Records shown.
┌────────
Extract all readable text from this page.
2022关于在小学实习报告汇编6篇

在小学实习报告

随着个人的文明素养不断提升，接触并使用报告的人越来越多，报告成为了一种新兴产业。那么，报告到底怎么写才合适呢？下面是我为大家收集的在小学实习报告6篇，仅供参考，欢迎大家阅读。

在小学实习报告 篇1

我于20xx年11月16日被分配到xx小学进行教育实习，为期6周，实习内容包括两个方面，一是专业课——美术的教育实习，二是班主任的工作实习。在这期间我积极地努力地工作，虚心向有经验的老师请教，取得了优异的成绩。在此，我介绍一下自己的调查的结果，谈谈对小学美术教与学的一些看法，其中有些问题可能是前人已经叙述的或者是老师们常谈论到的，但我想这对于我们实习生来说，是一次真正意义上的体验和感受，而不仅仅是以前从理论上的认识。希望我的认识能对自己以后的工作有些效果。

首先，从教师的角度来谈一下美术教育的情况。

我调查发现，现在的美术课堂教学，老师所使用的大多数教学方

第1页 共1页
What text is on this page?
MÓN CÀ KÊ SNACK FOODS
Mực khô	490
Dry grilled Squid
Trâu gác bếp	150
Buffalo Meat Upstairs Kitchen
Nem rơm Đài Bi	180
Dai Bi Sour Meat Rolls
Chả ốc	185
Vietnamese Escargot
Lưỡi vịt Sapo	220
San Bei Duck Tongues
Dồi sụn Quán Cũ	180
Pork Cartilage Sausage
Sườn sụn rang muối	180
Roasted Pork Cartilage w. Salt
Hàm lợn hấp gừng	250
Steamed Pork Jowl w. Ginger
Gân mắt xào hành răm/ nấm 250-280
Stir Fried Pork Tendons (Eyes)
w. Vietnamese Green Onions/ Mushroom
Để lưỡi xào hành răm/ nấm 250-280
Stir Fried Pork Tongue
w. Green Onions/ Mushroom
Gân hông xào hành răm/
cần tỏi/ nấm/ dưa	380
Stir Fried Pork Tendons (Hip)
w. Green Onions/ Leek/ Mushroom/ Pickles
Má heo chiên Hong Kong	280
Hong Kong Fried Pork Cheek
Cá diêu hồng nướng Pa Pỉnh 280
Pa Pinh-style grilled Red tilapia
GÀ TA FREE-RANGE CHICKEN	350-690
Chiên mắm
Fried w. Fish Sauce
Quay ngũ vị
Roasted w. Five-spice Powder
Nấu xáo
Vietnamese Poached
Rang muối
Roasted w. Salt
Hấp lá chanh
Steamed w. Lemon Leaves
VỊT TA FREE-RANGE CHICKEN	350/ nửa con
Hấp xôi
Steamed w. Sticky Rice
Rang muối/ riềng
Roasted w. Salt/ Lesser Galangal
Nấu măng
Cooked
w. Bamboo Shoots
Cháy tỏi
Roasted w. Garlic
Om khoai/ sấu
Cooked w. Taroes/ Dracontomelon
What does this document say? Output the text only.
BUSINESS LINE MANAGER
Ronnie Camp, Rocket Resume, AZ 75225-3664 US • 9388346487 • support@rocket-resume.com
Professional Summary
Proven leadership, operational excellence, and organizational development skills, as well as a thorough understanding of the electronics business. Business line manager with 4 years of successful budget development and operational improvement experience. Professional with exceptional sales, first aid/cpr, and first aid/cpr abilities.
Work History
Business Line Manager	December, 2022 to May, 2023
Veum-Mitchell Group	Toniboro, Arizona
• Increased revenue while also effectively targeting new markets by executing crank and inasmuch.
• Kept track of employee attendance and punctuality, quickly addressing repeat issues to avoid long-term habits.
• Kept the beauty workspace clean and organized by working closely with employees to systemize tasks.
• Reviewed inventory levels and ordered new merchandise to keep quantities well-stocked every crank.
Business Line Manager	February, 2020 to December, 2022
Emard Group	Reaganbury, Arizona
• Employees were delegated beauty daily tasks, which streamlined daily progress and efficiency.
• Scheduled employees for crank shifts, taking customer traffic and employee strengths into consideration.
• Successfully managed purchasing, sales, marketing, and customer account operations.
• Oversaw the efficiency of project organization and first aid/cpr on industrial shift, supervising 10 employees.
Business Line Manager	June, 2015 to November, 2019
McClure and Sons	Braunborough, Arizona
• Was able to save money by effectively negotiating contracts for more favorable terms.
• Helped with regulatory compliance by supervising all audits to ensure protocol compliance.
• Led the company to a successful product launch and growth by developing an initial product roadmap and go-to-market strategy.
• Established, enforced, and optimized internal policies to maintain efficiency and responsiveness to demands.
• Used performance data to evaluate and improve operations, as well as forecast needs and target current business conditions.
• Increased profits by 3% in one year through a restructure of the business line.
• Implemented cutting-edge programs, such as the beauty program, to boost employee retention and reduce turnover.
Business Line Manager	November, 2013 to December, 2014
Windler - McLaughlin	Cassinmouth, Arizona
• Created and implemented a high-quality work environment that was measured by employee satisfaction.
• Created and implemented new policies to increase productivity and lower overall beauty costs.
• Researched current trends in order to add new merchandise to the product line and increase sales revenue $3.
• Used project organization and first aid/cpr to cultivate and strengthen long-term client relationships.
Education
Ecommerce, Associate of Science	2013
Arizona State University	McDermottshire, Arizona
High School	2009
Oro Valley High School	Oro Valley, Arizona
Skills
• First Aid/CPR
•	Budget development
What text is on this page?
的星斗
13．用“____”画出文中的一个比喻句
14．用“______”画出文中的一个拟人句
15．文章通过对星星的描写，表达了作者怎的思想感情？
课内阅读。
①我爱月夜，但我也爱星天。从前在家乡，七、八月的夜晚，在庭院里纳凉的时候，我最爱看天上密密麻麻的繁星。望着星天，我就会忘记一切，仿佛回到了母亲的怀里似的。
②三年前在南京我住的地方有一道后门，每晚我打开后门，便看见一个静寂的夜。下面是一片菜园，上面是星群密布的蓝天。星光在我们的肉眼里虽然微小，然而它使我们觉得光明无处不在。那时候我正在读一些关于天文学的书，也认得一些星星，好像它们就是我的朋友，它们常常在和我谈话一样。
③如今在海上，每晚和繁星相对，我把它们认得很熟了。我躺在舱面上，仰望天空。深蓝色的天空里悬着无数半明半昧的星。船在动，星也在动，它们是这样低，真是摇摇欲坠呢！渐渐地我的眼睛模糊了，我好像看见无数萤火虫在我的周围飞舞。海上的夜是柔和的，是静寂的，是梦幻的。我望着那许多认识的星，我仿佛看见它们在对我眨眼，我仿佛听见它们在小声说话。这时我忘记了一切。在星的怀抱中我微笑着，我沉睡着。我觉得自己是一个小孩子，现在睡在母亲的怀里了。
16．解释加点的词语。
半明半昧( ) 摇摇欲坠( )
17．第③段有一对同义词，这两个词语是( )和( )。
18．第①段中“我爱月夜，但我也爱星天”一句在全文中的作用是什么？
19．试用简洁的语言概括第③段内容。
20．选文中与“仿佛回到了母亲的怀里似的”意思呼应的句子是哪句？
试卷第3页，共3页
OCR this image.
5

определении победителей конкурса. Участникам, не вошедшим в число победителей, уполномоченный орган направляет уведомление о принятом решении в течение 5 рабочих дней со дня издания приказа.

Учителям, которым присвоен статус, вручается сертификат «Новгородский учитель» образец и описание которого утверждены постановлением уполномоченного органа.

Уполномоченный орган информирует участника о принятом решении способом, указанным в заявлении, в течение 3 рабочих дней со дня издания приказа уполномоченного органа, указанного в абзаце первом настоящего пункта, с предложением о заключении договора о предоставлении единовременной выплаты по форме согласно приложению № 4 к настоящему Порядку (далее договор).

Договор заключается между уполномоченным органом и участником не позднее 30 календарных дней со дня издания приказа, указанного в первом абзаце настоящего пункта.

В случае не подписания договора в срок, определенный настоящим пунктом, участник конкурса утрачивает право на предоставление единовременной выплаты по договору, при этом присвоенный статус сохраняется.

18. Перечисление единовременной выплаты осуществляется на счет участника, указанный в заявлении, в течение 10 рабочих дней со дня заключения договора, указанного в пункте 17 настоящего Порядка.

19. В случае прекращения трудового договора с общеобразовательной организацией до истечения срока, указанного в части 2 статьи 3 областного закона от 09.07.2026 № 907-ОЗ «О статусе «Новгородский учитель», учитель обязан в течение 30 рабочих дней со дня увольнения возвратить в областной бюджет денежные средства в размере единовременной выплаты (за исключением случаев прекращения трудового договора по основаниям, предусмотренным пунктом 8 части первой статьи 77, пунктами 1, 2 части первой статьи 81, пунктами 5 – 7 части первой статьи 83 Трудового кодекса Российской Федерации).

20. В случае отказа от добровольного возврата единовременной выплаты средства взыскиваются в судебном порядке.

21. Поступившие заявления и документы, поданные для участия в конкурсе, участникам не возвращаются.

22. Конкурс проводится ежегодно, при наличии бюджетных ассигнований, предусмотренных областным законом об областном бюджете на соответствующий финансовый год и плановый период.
└────────
Written request.
Pick out the lines containing the string "Salt" and show them.

Exercise result.
Roasted Pork Cartilage w. Salt
Roasted w. Salt
Roasted w. Salt/ Lesser Galangal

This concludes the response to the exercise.